■ WHAT IS EXPECTED ■
Show every line where "vulling" occurs.

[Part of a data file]
──────────

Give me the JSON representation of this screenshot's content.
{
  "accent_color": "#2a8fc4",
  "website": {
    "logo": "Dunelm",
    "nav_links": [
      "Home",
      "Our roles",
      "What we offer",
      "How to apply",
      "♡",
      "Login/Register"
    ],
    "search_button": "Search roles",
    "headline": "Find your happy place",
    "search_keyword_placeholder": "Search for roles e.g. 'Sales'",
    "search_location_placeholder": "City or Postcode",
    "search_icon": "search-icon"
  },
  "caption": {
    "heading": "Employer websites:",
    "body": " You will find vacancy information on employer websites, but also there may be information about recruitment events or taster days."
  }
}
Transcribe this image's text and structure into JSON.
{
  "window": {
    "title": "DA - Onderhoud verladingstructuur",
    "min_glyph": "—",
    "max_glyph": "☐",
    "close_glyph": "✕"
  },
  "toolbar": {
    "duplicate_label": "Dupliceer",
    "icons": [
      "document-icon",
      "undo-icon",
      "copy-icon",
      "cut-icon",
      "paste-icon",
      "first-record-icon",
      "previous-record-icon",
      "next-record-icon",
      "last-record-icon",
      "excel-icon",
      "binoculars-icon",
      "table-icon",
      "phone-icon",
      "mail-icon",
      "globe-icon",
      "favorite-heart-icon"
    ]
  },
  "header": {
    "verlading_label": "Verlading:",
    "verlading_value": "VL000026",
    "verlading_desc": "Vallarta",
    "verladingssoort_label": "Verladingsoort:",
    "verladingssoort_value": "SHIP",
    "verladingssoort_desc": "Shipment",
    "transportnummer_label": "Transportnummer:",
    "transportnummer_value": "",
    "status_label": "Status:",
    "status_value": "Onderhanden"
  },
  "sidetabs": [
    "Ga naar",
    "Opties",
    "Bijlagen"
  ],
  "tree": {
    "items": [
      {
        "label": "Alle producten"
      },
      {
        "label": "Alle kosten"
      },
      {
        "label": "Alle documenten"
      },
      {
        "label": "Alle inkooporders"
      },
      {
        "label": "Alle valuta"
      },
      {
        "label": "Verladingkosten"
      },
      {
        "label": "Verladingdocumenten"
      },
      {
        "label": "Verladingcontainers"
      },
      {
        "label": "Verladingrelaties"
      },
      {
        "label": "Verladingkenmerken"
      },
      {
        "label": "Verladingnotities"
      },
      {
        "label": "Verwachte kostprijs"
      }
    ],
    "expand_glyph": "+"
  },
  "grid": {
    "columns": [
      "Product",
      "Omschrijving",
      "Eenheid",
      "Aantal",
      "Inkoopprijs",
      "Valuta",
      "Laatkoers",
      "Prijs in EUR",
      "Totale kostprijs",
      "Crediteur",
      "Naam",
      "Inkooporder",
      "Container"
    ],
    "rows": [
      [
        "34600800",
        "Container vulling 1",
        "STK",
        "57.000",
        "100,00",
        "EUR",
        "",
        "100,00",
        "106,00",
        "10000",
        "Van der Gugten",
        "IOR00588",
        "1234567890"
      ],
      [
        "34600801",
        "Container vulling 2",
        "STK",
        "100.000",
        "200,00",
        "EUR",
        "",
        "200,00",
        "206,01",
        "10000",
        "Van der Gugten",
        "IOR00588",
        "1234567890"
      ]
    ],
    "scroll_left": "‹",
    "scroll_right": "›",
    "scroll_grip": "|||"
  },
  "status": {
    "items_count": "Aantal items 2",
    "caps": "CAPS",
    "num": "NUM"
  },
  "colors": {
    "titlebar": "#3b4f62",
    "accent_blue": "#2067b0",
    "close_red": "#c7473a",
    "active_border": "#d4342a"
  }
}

──────────

■ OUTPUT ■
        "Container vulling 1",
        "Container vulling 2",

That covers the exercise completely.